REQUIREMENTS:
Write out all lines holding the word "والموصولة".

RAW RECORDS:
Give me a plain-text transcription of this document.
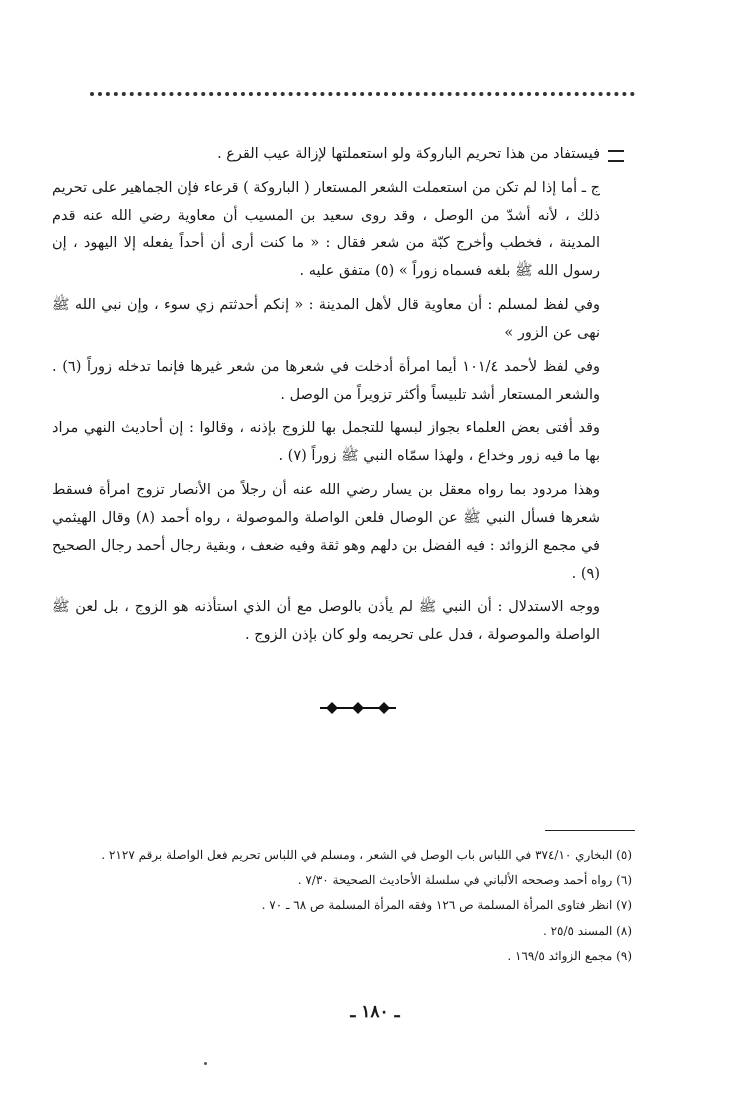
فيستفاد من هذا تحريم الباروكة ولو استعملتها لإزالة عيب القرع .

ج ـ أما إذا لم تكن من استعملت الشعر المستعار ( الباروكة ) قرعاء فإن الجماهير على تحريم ذلك ، لأنه أشدّ من الوصل ، وقد روى سعيد بن المسيب أن معاوية رضي الله عنه قدم المدينة ، فخطب وأخرج كبّة من شعر فقال : « ما كنت أرى أن أحداً يفعله إلا اليهود ، إن رسول الله ﷺ بلغه فسماه زوراً » (٥) متفق عليه .

وفي لفظ لمسلم : أن معاوية قال لأهل المدينة : « إنكم أحدثتم زي سوء ، وإن نبي الله ﷺ نهى عن الزور »

وفي لفظ لأحمد ١٠١/٤ أيما امرأة أدخلت في شعرها من شعر غيرها فإنما تدخله زوراً (٦) . والشعر المستعار أشد تلبيساً وأكثر تزويراً من الوصل .

وقد أفتى بعض العلماء بجواز لبسها للتجمل بها للزوج بإذنه ، وقالوا : إن أحاديث النهي مراد بها ما فيه زور وخداع ، ولهذا سمّاه النبي ﷺ زوراً (٧) .

وهذا مردود بما رواه معقل بن يسار رضي الله عنه أن رجلاً من الأنصار تزوج امرأة فسقط شعرها فسأل النبي ﷺ عن الوصال فلعن الواصلة والموصولة ، رواه أحمد (٨) وقال الهيثمي في مجمع الزوائد : فيه الفضل بن دلهم وهو ثقة وفيه ضعف ، وبقية رجال أحمد رجال الصحيح (٩) .

ووجه الاستدلال : أن النبي ﷺ لم يأذن بالوصل مع أن الذي استأذنه هو الزوج ، بل لعن ﷺ الواصلة والموصولة ، فدل على تحريمه ولو كان بإذن الزوج .

(٥) البخاري ٣٧٤/١٠ في اللباس باب الوصل في الشعر ، ومسلم في اللباس تحريم فعل الواصلة برقم ٢١٢٧ .
(٦) رواه أحمد وصححه الألباني في سلسلة الأحاديث الصحيحة ٧/٣٠ .
(٧) انظر فتاوى المرأة المسلمة ص ١٢٦ وفقه المرأة المسلمة ص ٦٨ ـ ٧٠ .
(٨) المسند ٢٥/٥ .
(٩) مجمع الزوائد ١٦٩/٥ .
ـ ١٨٠ ـ
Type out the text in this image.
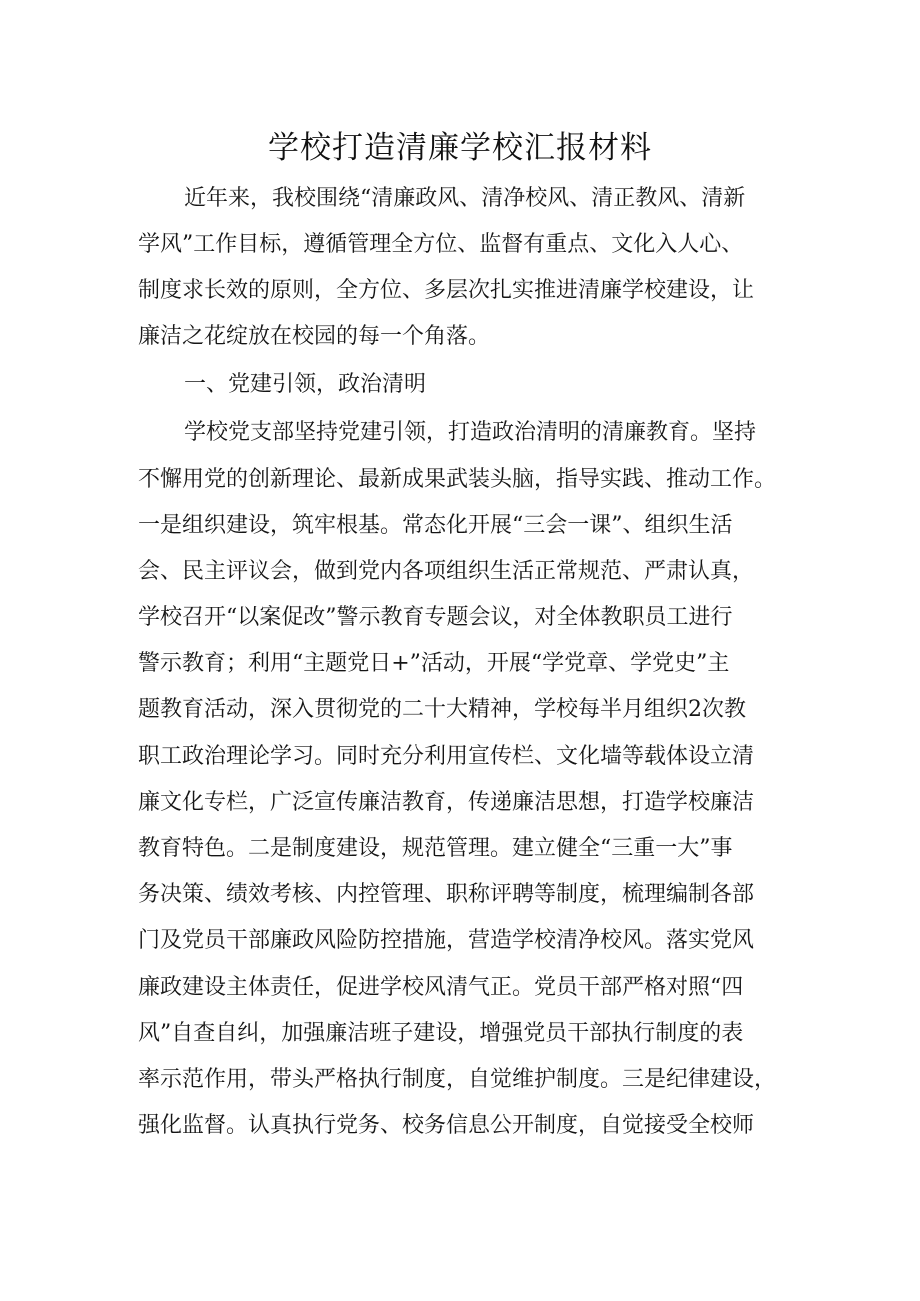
学校打造清廉学校汇报材料
近年来，我校围绕“清廉政风、清净校风、清正教风、清新
学风”工作目标，遵循管理全方位、监督有重点、文化入人心、
制度求长效的原则，全方位、多层次扎实推进清廉学校建设，让
廉洁之花绽放在校园的每一个角落。
一、党建引领，政治清明
学校党支部坚持党建引领，打造政治清明的清廉教育。坚持
不懈用党的创新理论、最新成果武装头脑，指导实践、推动工作。
一是组织建设，筑牢根基。常态化开展“三会一课”、组织生活
会、民主评议会，做到党内各项组织生活正常规范、严肃认真，
学校召开“以案促改”警示教育专题会议，对全体教职员工进行
警示教育；利用“主题党日+”活动，开展“学党章、学党史”主
题教育活动，深入贯彻党的二十大精神，学校每半月组织2次教
职工政治理论学习。同时充分利用宣传栏、文化墙等载体设立清
廉文化专栏，广泛宣传廉洁教育，传递廉洁思想，打造学校廉洁
教育特色。二是制度建设，规范管理。建立健全“三重一大”事
务决策、绩效考核、内控管理、职称评聘等制度，梳理编制各部
门及党员干部廉政风险防控措施，营造学校清净校风。落实党风
廉政建设主体责任，促进学校风清气正。党员干部严格对照“四
风”自查自纠，加强廉洁班子建设，增强党员干部执行制度的表
率示范作用，带头严格执行制度，自觉维护制度。三是纪律建设，
强化监督。认真执行党务、校务信息公开制度，自觉接受全校师
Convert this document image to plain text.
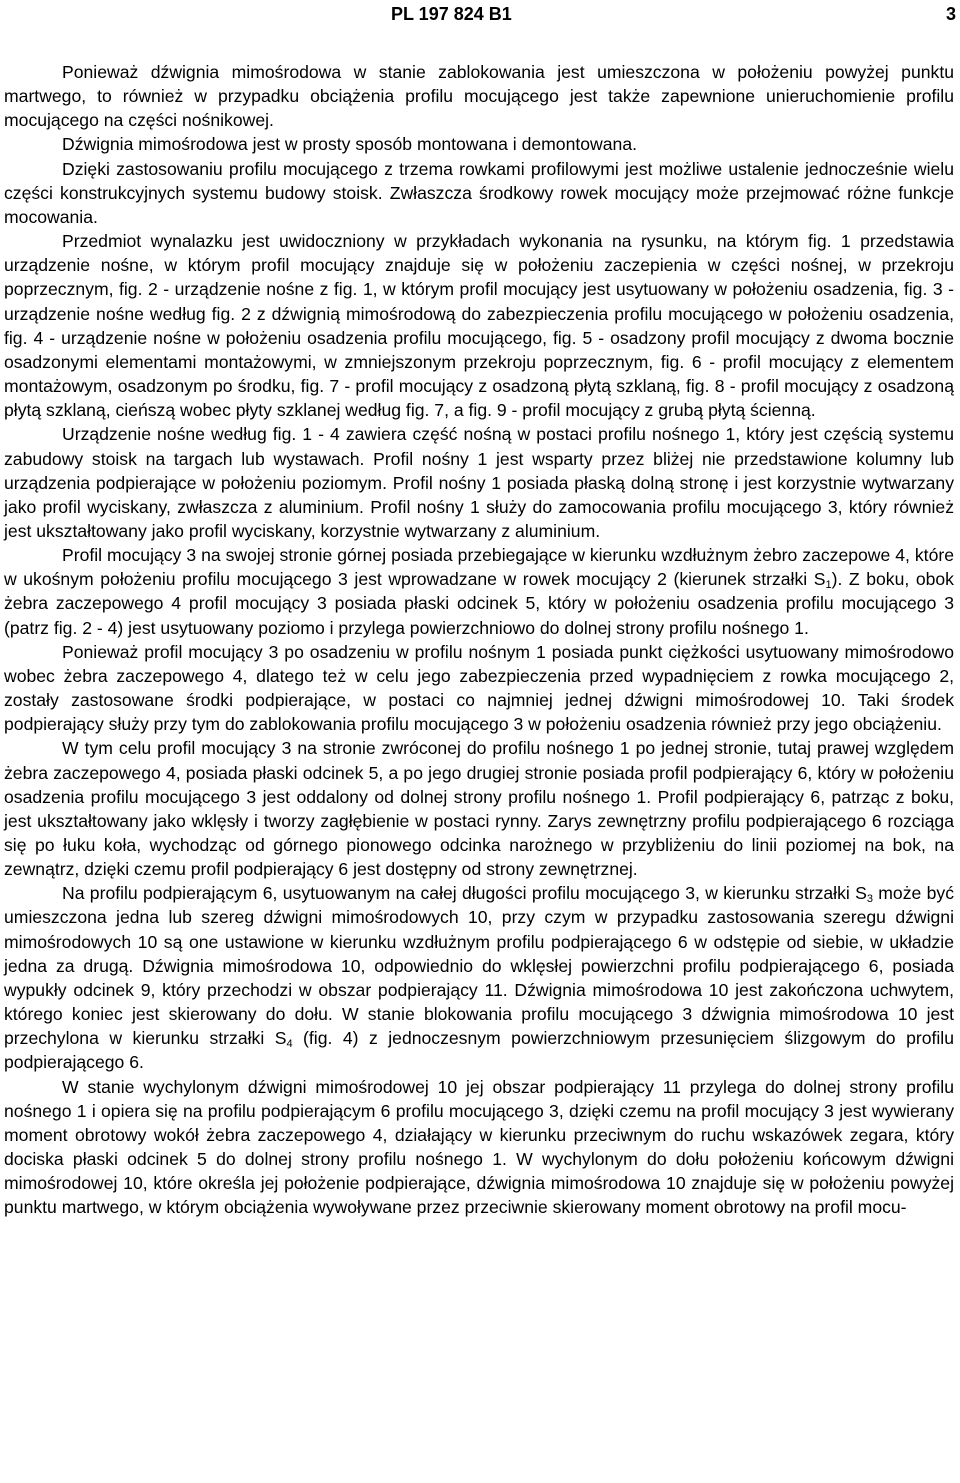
PL 197 824 B1	3

Ponieważ dźwignia mimośrodowa w stanie zablokowania jest umieszczona w położeniu powyżej punktu martwego, to również w przypadku obciążenia profilu mocującego jest także zapewnione unieruchomienie profilu mocującego na części nośnikowej.

Dźwignia mimośrodowa jest w prosty sposób montowana i demontowana.

Dzięki zastosowaniu profilu mocującego z trzema rowkami profilowymi jest możliwe ustalenie jednocześnie wielu części konstrukcyjnych systemu budowy stoisk. Zwłaszcza środkowy rowek mocujący może przejmować różne funkcje mocowania.

Przedmiot wynalazku jest uwidoczniony w przykładach wykonania na rysunku, na którym fig. 1 przedstawia urządzenie nośne, w którym profil mocujący znajduje się w położeniu zaczepienia w części nośnej, w przekroju poprzecznym, fig. 2 - urządzenie nośne z fig. 1, w którym profil mocujący jest usytuowany w położeniu osadzenia, fig. 3 - urządzenie nośne według fig. 2 z dźwignią mimośrodową do zabezpieczenia profilu mocującego w położeniu osadzenia, fig. 4 - urządzenie nośne w położeniu osadzenia profilu mocującego, fig. 5 - osadzony profil mocujący z dwoma bocznie osadzonymi elementami montażowymi, w zmniejszonym przekroju poprzecznym, fig. 6 - profil mocujący z elementem montażowym, osadzonym po środku, fig. 7 - profil mocujący z osadzoną płytą szklaną, fig. 8 - profil mocujący z osadzoną płytą szklaną, cieńszą wobec płyty szklanej według fig. 7, a fig. 9 - profil mocujący z grubą płytą ścienną.

Urządzenie nośne według fig. 1 - 4 zawiera część nośną w postaci profilu nośnego 1, który jest częścią systemu zabudowy stoisk na targach lub wystawach. Profil nośny 1 jest wsparty przez bliżej nie przedstawione kolumny lub urządzenia podpierające w położeniu poziomym. Profil nośny 1 posiada płaską dolną stronę i jest korzystnie wytwarzany jako profil wyciskany, zwłaszcza z aluminium. Profil nośny 1 służy do zamocowania profilu mocującego 3, który również jest ukształtowany jako profil wyciskany, korzystnie wytwarzany z aluminium.

Profil mocujący 3 na swojej stronie górnej posiada przebiegające w kierunku wzdłużnym żebro zaczepowe 4, które w ukośnym położeniu profilu mocującego 3 jest wprowadzane w rowek mocujący 2 (kierunek strzałki $S_1$). Z boku, obok żebra zaczepowego 4 profil mocujący 3 posiada płaski odcinek 5, który w położeniu osadzenia profilu mocującego 3 (patrz fig. 2 - 4) jest usytuowany poziomo i przylega powierzchniowo do dolnej strony profilu nośnego 1.

Ponieważ profil mocujący 3 po osadzeniu w profilu nośnym 1 posiada punkt ciężkości usytuowany mimośrodowo wobec żebra zaczepowego 4, dlatego też w celu jego zabezpieczenia przed wypadnięciem z rowka mocującego 2, zostały zastosowane środki podpierające, w postaci co najmniej jednej dźwigni mimośrodowej 10. Taki środek podpierający służy przy tym do zablokowania profilu mocującego 3 w położeniu osadzenia również przy jego obciążeniu.

W tym celu profil mocujący 3 na stronie zwróconej do profilu nośnego 1 po jednej stronie, tutaj prawej względem żebra zaczepowego 4, posiada płaski odcinek 5, a po jego drugiej stronie posiada profil podpierający 6, który w położeniu osadzenia profilu mocującego 3 jest oddalony od dolnej strony profilu nośnego 1. Profil podpierający 6, patrząc z boku, jest ukształtowany jako wklęsły i tworzy zagłębienie w postaci rynny. Zarys zewnętrzny profilu podpierającego 6 rozciąga się po łuku koła, wychodząc od górnego pionowego odcinka narożnego w przybliżeniu do linii poziomej na bok, na zewnątrz, dzięki czemu profil podpierający 6 jest dostępny od strony zewnętrznej.

Na profilu podpierającym 6, usytuowanym na całej długości profilu mocującego 3, w kierunku strzałki $S_3$ może być umieszczona jedna lub szereg dźwigni mimośrodowych 10, przy czym w przypadku zastosowania szeregu dźwigni mimośrodowych 10 są one ustawione w kierunku wzdłużnym profilu podpierającego 6 w odstępie od siebie, w układzie jedna za drugą. Dźwignia mimośrodowa 10, odpowiednio do wklęsłej powierzchni profilu podpierającego 6, posiada wypukły odcinek 9, który przechodzi w obszar podpierający 11. Dźwignia mimośrodowa 10 jest zakończona uchwytem, którego koniec jest skierowany do dołu. W stanie blokowania profilu mocującego 3 dźwignia mimośrodowa 10 jest przechylona w kierunku strzałki $S_4$ (fig. 4) z jednoczesnym powierzchniowym przesunięciem ślizgowym do profilu podpierającego 6.

W stanie wychylonym dźwigni mimośrodowej 10 jej obszar podpierający 11 przylega do dolnej strony profilu nośnego 1 i opiera się na profilu podpierającym 6 profilu mocującego 3, dzięki czemu na profil mocujący 3 jest wywierany moment obrotowy wokół żebra zaczepowego 4, działający w kierunku przeciwnym do ruchu wskazówek zegara, który dociska płaski odcinek 5 do dolnej strony profilu nośnego 1. W wychylonym do dołu położeniu końcowym dźwigni mimośrodowej 10, które określa jej położenie podpierające, dźwignia mimośrodowa 10 znajduje się w położeniu powyżej punktu martwego, w którym obciążenia wywoływane przez przeciwnie skierowany moment obrotowy na profil mocu-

OUTPUT FOR THIS TASK:
وهذا مردود بما رواه معقل بن يسار رضي الله عنه أن رجلاً من الأنصار تزوج امرأة فسقط شعرها فسأل النبي ﷺ عن الوصال فلعن الواصلة والموصولة ، رواه أحمد (٨) وقال الهيثمي في مجمع الزوائد : فيه الفضل بن دلهم وهو ثقة وفيه ضعف ، وبقية رجال أحمد رجال الصحيح (٩) .
ووجه الاستدلال : أن النبي ﷺ لم يأذن بالوصل مع أن الذي استأذنه هو الزوج ، بل لعن ﷺ الواصلة والموصولة ، فدل على تحريمه ولو كان بإذن الزوج .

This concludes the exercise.